▸ **WHAT THE TASK REQUIRES**
Show all lines from the data that include the word "code".

▸ **DATA SUPPLIED**
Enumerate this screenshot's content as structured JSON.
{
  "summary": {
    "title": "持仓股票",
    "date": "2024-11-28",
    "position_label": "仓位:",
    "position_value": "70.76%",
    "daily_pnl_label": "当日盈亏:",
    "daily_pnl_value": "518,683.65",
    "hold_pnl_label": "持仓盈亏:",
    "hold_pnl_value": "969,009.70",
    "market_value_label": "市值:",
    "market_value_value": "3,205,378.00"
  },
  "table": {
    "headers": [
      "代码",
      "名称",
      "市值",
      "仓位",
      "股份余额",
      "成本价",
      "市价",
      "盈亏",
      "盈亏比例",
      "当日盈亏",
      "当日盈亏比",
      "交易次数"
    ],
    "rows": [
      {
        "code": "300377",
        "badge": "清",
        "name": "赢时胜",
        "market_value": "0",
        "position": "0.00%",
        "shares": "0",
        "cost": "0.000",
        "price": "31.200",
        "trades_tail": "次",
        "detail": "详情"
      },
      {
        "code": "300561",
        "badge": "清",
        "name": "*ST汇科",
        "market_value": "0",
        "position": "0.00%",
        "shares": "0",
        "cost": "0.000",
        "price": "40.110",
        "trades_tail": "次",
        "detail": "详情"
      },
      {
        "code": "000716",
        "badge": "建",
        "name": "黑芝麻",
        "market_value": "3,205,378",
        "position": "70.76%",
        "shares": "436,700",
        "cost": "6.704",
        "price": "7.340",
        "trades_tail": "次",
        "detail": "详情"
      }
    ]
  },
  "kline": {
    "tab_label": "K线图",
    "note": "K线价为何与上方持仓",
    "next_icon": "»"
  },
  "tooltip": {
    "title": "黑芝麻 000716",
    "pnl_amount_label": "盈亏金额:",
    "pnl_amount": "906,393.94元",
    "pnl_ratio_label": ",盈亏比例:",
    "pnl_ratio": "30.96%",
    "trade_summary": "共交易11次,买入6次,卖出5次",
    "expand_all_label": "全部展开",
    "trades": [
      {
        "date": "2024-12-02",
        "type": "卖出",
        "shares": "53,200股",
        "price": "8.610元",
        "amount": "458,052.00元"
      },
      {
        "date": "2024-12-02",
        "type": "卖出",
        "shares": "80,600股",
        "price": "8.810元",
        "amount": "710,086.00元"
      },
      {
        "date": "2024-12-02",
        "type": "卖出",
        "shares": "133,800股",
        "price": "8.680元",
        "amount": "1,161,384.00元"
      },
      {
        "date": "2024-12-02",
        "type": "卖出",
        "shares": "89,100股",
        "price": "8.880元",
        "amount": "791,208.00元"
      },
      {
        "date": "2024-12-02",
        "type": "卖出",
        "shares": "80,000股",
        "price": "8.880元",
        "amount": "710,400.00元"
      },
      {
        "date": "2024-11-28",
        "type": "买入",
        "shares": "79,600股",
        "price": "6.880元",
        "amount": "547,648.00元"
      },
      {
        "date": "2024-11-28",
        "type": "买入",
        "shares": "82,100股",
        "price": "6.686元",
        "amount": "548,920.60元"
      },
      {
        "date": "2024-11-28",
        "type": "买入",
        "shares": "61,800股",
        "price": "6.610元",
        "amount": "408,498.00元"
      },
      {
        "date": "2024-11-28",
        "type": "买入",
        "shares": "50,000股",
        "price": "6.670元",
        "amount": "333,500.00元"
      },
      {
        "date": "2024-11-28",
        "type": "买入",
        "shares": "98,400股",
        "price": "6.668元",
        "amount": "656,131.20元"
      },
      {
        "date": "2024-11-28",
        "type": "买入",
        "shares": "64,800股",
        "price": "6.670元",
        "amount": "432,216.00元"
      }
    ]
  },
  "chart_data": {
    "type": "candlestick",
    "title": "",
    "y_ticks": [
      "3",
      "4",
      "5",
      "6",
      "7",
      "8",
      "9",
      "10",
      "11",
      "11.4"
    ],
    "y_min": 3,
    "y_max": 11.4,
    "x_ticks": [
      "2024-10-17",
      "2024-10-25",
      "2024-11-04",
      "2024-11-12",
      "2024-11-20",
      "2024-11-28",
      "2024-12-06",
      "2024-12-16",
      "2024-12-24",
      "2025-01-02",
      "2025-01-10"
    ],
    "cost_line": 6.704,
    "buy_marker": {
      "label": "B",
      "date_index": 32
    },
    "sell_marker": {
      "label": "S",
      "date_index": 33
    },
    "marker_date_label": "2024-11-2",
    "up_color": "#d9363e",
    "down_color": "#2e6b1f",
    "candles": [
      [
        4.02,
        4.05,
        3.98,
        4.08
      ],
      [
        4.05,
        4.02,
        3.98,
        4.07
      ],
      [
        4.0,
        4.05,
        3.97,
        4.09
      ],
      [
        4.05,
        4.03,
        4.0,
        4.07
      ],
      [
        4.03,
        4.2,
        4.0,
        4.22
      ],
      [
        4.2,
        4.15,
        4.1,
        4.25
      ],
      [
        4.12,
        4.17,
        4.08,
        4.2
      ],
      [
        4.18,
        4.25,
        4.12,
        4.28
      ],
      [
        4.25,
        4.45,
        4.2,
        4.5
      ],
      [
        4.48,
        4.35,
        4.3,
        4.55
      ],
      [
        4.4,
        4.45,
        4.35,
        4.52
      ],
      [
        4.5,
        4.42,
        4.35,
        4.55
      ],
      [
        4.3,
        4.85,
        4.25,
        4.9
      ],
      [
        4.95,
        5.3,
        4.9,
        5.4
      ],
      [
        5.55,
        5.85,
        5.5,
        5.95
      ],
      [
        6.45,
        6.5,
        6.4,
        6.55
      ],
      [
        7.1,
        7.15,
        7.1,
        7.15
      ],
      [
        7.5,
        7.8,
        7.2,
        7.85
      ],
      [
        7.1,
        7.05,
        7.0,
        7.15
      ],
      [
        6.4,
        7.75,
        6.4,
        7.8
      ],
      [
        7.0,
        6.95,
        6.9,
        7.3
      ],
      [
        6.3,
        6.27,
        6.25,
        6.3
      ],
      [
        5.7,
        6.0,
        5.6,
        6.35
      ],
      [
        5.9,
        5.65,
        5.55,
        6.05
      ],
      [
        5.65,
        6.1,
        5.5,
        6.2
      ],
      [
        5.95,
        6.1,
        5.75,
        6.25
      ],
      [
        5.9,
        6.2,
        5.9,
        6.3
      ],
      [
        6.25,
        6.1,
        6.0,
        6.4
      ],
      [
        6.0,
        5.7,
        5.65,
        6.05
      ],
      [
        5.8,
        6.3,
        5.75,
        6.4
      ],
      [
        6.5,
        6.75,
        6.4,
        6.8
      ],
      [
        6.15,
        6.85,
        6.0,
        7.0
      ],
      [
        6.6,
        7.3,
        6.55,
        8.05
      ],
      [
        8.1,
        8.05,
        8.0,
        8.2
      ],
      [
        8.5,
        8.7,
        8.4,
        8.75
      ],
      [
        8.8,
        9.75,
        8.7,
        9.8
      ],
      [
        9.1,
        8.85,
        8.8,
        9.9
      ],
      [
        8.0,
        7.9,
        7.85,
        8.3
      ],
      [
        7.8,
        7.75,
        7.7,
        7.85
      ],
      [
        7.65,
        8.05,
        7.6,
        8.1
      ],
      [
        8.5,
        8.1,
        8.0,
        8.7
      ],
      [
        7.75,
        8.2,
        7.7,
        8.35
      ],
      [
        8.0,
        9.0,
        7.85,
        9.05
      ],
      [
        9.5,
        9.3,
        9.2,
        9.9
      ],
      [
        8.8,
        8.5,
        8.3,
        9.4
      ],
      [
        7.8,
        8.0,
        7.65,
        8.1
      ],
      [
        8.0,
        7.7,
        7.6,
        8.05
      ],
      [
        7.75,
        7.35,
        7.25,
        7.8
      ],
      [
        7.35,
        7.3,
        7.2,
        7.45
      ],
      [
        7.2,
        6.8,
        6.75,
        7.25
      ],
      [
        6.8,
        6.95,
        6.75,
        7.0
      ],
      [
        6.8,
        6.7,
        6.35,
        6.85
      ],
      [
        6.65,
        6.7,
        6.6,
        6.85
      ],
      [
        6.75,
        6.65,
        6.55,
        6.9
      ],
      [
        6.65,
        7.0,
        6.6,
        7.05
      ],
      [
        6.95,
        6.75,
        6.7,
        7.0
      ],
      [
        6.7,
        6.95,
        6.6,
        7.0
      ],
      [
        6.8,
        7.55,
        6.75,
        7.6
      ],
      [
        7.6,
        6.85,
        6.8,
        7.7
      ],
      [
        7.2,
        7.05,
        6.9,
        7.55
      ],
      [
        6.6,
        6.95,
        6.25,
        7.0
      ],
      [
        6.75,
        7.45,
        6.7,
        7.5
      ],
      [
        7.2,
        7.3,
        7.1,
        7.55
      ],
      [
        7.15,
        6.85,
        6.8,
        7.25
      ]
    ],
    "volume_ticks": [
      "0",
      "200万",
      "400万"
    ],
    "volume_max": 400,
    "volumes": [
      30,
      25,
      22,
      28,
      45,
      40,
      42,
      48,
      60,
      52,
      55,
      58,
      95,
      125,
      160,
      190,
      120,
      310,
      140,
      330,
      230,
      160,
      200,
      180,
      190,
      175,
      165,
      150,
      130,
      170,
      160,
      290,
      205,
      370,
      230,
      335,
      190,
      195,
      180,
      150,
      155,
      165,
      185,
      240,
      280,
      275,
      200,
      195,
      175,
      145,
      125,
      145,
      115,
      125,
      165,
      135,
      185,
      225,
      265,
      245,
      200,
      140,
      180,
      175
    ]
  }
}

▸ **COMPLETE ANSWER**
        "code": "300377",
        "code": "300561",
        "code": "000716",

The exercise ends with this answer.